- **Prompt**:
Search the data for the string "небо" and gather each line it is in.

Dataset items

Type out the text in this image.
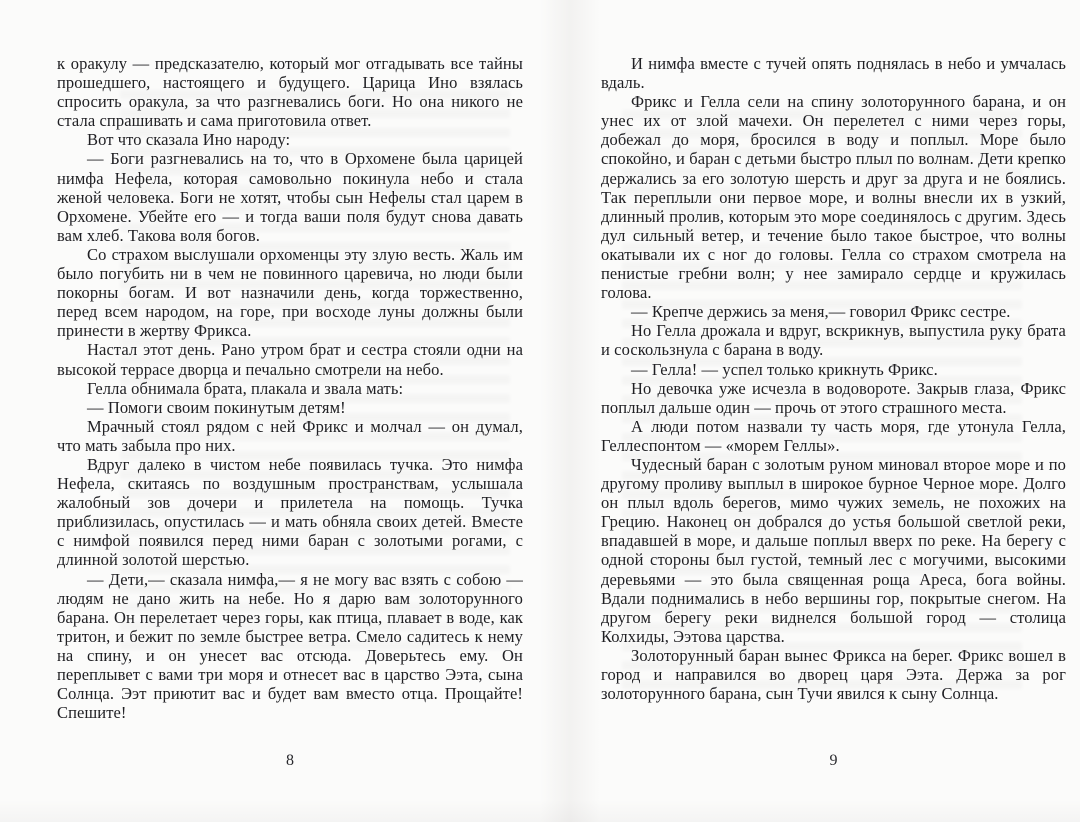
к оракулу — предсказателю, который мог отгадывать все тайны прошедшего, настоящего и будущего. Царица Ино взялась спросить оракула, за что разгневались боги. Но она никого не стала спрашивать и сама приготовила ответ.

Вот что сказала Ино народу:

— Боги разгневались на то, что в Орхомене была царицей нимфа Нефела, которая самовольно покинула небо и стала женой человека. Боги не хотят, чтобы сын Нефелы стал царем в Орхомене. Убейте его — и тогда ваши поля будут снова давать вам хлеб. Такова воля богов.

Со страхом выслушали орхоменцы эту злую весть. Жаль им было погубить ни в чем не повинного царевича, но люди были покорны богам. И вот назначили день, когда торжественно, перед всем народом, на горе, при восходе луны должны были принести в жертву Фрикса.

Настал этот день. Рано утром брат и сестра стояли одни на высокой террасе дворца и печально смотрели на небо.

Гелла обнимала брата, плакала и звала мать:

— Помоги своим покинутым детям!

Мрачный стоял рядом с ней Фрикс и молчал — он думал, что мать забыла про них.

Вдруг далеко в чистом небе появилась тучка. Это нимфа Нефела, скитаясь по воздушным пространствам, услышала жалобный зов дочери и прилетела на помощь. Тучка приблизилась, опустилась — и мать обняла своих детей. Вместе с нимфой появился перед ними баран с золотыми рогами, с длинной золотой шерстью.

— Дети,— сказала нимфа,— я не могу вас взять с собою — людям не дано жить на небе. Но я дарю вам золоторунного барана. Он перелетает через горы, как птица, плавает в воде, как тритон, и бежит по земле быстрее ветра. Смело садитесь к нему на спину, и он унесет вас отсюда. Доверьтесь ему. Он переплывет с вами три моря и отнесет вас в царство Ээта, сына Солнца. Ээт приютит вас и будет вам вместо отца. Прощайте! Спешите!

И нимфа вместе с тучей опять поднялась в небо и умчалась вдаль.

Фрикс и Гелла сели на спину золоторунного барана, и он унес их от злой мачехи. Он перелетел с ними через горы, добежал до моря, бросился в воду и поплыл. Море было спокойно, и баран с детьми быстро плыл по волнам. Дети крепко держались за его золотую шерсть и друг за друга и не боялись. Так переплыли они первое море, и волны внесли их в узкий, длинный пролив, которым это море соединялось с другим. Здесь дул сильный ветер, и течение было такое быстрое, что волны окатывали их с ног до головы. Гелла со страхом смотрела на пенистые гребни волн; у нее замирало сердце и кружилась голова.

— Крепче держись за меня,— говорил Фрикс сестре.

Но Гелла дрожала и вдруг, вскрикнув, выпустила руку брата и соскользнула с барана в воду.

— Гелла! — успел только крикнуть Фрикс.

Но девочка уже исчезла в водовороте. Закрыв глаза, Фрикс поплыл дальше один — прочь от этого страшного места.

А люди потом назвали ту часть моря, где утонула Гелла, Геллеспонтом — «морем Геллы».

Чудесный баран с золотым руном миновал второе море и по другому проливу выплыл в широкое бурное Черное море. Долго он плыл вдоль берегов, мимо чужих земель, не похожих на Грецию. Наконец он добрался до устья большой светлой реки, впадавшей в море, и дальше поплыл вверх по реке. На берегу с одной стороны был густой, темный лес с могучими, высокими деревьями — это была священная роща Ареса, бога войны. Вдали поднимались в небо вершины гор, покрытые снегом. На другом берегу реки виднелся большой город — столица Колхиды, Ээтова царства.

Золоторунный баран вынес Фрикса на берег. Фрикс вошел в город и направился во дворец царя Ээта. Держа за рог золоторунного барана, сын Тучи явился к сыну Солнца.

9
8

...

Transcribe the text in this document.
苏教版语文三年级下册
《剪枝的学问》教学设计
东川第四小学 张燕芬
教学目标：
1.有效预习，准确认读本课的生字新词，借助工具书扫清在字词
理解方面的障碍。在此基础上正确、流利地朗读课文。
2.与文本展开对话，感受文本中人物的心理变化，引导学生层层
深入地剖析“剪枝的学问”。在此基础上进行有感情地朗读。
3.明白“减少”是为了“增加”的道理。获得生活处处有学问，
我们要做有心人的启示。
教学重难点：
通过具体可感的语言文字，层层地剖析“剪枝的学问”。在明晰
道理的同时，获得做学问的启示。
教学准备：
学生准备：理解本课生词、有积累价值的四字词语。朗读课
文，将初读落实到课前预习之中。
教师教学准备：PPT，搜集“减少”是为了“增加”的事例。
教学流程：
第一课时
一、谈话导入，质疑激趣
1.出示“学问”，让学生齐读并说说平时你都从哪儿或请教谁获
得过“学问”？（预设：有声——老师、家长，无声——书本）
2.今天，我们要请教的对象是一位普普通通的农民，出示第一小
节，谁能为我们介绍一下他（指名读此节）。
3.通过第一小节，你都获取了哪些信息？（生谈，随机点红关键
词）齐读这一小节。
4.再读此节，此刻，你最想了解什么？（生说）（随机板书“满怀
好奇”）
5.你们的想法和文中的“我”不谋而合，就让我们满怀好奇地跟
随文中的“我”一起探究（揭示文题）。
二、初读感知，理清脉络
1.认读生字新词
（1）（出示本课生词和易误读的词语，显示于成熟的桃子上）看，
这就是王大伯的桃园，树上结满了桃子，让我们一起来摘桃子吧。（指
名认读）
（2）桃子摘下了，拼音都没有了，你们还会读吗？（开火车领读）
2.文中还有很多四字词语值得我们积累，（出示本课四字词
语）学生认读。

- **Reply to the task**:
— Боги разгневались на то, что в Орхомене была царицей нимфа Нефела, которая самовольно покинула небо и стала женой человека. Боги не хотят, чтобы сын Нефелы стал царем в Орхомене. Убейте его — и тогда ваши поля будут снова давать вам хлеб. Такова воля богов.
Настал этот день. Рано утром брат и сестра стояли одни на высокой террасе дворца и печально смотрели на небо.
И нимфа вместе с тучей опять поднялась в небо и умчалась вдаль.
Чудесный баран с золотым руном миновал второе море и по другому проливу выплыл в широкое бурное Черное море. Долго он плыл вдоль берегов, мимо чужих земель, не похожих на Грецию. Наконец он добрался до устья большой светлой реки, впадавшей в море, и дальше поплыл вверх по реке. На берегу с одной стороны был густой, темный лес с могучими, высокими деревьями — это была священная роща Ареса, бога войны. Вдали поднимались в небо вершины гор, покрытые снегом. На другом берегу реки виднелся большой город — столица Колхиды, Ээтова царства.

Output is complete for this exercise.